**Written task:**
Each line that holds the word "this" should be returned.

(Dataset rows)
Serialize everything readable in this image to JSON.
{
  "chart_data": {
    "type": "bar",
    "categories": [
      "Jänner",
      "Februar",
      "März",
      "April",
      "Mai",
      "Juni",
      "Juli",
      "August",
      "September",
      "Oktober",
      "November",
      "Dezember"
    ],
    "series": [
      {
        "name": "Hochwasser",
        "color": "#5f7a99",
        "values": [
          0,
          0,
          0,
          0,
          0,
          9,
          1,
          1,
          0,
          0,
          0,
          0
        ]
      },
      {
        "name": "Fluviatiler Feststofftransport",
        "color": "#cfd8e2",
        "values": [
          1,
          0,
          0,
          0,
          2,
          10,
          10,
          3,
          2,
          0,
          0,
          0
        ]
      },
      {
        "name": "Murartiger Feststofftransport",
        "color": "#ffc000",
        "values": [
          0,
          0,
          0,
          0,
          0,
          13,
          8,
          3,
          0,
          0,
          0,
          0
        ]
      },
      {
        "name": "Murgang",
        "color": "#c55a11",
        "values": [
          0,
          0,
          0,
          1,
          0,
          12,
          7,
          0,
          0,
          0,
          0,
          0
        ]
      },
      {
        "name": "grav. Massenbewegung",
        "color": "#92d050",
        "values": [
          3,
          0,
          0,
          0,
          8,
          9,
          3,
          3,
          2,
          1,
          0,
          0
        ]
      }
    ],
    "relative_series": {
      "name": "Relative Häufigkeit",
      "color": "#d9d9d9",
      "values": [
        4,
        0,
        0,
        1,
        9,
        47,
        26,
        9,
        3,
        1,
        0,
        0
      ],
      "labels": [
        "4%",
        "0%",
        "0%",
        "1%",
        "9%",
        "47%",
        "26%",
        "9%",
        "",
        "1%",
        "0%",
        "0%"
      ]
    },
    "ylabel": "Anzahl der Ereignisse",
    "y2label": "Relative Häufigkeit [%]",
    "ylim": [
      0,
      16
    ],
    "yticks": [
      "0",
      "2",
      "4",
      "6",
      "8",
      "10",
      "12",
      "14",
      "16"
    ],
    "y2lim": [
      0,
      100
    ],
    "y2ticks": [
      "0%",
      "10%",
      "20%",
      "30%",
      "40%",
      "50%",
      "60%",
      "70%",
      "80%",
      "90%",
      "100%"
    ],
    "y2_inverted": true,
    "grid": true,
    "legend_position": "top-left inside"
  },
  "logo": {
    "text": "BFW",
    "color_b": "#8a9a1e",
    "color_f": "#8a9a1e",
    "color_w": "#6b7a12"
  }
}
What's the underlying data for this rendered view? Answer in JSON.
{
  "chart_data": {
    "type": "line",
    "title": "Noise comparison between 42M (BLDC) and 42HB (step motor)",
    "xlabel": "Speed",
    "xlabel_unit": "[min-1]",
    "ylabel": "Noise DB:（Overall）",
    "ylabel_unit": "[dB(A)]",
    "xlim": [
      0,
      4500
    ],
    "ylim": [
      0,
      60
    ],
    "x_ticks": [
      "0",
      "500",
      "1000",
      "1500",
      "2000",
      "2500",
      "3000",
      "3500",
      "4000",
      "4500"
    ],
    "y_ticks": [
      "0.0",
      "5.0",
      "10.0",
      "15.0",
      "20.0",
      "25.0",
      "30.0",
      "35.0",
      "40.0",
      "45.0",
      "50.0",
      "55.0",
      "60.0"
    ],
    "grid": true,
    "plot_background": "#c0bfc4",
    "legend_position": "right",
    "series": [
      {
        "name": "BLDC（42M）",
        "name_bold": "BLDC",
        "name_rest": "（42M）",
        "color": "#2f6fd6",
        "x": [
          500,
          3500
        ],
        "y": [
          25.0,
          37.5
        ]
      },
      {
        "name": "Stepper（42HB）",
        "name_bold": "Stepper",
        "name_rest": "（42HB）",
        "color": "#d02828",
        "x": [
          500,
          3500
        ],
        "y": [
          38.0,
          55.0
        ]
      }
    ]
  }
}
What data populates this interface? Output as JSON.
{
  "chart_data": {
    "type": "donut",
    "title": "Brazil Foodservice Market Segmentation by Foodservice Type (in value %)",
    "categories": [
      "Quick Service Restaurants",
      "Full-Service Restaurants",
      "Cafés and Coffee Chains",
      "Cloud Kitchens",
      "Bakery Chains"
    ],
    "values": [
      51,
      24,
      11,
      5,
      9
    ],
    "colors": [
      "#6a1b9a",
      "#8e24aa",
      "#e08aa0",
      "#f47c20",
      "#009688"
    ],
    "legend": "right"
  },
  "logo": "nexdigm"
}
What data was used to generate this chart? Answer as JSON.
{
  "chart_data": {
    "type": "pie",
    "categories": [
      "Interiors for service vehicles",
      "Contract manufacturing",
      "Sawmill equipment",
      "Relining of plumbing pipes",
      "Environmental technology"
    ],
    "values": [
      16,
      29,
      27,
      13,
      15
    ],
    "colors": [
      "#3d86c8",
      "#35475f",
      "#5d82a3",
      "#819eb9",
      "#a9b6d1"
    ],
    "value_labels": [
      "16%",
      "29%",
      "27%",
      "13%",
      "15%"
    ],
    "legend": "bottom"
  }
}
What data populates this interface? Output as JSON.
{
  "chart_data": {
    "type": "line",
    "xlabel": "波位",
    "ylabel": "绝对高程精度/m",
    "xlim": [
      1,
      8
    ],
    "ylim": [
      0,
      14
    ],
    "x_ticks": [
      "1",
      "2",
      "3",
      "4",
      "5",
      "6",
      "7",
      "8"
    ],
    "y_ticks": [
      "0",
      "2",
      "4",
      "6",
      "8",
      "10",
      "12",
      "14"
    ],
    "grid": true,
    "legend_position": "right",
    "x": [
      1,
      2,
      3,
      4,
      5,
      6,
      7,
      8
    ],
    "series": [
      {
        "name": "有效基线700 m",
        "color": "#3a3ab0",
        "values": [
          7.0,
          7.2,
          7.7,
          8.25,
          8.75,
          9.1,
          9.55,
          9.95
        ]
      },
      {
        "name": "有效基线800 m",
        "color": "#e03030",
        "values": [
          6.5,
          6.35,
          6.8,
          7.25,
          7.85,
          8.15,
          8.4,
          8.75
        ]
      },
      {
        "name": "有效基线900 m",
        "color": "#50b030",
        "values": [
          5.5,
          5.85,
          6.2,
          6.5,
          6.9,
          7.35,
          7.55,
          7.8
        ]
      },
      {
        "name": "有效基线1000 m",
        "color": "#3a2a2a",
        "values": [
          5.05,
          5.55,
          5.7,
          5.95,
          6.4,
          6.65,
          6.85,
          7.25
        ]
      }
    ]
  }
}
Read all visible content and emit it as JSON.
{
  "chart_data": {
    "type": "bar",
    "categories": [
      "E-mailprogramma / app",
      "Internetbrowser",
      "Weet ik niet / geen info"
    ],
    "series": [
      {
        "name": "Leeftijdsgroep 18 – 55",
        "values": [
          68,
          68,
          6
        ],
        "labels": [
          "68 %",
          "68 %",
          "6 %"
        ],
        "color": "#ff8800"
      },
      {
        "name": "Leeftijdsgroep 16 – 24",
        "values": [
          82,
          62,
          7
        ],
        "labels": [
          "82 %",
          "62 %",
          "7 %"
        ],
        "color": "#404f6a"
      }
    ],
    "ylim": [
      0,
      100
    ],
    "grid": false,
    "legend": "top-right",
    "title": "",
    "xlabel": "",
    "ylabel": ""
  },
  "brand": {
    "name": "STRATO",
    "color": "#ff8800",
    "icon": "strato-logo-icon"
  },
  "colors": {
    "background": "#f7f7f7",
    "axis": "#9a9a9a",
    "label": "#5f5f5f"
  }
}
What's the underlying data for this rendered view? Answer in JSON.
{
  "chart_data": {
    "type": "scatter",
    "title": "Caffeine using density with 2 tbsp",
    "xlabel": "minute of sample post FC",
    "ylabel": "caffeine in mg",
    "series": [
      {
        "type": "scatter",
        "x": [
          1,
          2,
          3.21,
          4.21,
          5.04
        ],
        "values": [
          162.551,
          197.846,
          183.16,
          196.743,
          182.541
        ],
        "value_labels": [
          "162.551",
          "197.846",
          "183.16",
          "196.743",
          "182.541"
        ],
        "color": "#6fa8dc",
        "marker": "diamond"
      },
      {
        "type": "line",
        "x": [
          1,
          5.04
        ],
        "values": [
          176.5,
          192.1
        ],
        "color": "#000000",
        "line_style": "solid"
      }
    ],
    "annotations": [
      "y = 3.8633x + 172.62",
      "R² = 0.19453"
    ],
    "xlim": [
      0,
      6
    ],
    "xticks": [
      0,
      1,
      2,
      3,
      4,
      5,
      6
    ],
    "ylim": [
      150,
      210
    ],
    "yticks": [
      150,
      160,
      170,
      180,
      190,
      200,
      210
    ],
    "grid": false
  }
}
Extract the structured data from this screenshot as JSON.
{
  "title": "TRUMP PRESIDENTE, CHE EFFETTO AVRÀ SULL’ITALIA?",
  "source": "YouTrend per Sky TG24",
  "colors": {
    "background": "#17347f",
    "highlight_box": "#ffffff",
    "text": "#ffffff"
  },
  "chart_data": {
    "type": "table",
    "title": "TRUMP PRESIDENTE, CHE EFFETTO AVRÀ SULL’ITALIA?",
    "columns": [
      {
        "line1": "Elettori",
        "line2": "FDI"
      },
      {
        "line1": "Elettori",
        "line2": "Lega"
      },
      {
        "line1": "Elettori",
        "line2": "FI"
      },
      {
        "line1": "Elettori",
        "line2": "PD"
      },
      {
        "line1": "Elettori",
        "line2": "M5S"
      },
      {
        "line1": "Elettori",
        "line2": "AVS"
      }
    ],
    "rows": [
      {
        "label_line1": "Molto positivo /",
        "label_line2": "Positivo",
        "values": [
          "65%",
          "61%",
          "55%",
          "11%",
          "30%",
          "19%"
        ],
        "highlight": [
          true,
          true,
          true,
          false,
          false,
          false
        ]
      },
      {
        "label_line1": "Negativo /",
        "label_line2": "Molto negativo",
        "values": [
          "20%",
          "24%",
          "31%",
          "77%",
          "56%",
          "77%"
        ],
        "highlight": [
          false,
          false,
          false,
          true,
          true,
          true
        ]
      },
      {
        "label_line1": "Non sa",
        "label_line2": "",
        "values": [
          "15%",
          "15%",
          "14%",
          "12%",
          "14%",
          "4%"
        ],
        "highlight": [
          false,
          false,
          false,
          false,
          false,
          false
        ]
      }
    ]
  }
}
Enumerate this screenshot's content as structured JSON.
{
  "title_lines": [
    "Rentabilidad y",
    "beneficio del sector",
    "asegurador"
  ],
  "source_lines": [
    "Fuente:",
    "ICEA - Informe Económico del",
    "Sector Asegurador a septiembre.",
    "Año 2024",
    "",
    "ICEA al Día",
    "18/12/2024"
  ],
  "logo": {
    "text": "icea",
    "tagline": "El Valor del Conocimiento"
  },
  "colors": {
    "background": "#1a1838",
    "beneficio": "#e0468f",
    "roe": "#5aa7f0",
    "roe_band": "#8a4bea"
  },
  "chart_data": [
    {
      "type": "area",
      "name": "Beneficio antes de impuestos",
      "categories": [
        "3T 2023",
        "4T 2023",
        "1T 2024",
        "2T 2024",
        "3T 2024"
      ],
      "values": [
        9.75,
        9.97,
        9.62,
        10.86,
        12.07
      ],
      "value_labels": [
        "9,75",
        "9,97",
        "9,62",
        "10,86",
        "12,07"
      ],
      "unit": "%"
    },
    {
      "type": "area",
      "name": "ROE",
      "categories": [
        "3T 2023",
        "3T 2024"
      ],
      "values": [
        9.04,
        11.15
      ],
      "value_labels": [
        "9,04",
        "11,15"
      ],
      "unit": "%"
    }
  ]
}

**Solution below:**
Serialize everything readable in this image to JSON.
What's the underlying data for this rendered view? Answer in JSON.
What data populates this interface? Output as JSON.
What data was used to generate this chart? Answer as JSON.
What data populates this interface? Output as JSON.
What's the underlying data for this rendered view? Answer in JSON.
Extract the structured data from this screenshot as JSON.
Enumerate this screenshot's content as structured JSON.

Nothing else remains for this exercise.